[Records contained in a dataset]
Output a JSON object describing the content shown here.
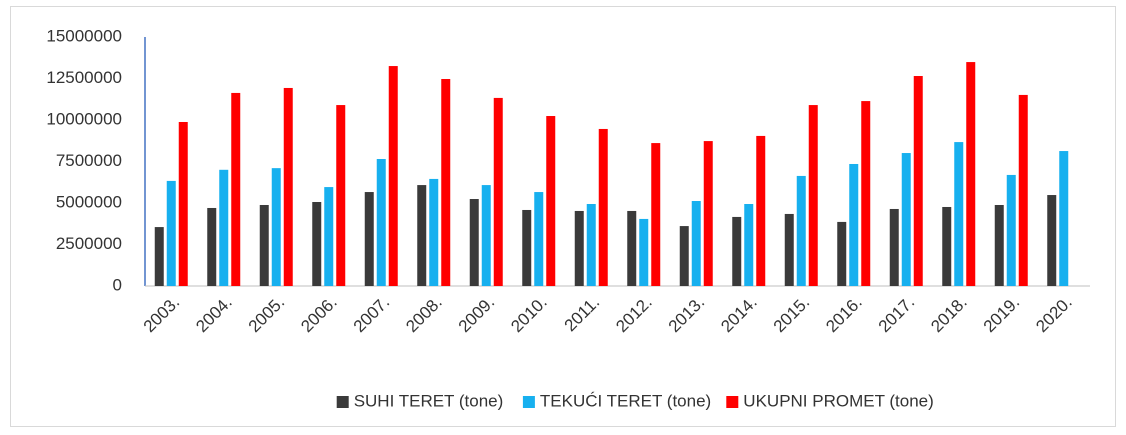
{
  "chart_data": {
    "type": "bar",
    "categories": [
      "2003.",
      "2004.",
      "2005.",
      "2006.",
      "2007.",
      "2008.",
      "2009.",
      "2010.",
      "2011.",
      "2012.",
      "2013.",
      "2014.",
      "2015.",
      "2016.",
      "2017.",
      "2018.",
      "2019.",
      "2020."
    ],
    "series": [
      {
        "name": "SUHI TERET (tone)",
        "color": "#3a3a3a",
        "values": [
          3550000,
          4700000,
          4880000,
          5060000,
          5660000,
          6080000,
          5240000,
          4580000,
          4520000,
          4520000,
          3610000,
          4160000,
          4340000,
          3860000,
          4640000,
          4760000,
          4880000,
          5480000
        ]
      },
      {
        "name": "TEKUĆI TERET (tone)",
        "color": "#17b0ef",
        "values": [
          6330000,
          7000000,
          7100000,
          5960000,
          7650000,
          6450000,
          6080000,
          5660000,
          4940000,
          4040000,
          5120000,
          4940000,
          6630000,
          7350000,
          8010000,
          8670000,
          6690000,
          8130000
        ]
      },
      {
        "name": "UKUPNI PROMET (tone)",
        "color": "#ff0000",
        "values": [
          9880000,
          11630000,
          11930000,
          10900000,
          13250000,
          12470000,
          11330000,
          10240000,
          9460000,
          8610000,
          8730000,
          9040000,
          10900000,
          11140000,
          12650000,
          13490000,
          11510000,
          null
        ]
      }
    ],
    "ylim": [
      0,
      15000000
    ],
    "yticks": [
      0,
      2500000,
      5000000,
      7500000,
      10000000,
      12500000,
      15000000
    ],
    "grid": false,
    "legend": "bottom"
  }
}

SHORT PROBLEM:
Pictures in the records above should not be copied. Repeat everything else exactly.

RESPONSE FOR THIS EXERCISE:
Output a JSON object describing the content shown here.
{
  "chart_data": {
    "type": "bar",
    "categories": [
      "2003.",
      "2004.",
      "2005.",
      "2006.",
      "2007.",
      "2008.",
      "2009.",
      "2010.",
      "2011.",
      "2012.",
      "2013.",
      "2014.",
      "2015.",
      "2016.",
      "2017.",
      "2018.",
      "2019.",
      "2020."
    ],
    "series": [
      {
        "name": "SUHI TERET (tone)",
        "color": "#3a3a3a",
        "values": [
          3550000,
          4700000,
          4880000,
          5060000,
          5660000,
          6080000,
          5240000,
          4580000,
          4520000,
          4520000,
          3610000,
          4160000,
          4340000,
          3860000,
          4640000,
          4760000,
          4880000,
          5480000
        ]
      },
      {
        "name": "TEKUĆI TERET (tone)",
        "color": "#17b0ef",
        "values": [
          6330000,
          7000000,
          7100000,
          5960000,
          7650000,
          6450000,
          6080000,
          5660000,
          4940000,
          4040000,
          5120000,
          4940000,
          6630000,
          7350000,
          8010000,
          8670000,
          6690000,
          8130000
        ]
      },
      {
        "name": "UKUPNI PROMET (tone)",
        "color": "#ff0000",
        "values": [
          9880000,
          11630000,
          11930000,
          10900000,
          13250000,
          12470000,
          11330000,
          10240000,
          9460000,
          8610000,
          8730000,
          9040000,
          10900000,
          11140000,
          12650000,
          13490000,
          11510000,
          null
        ]
      }
    ],
    "ylim": [
      0,
      15000000
    ],
    "yticks": [
      0,
      2500000,
      5000000,
      7500000,
      10000000,
      12500000,
      15000000
    ],
    "grid": false,
    "legend": "bottom"
  }
}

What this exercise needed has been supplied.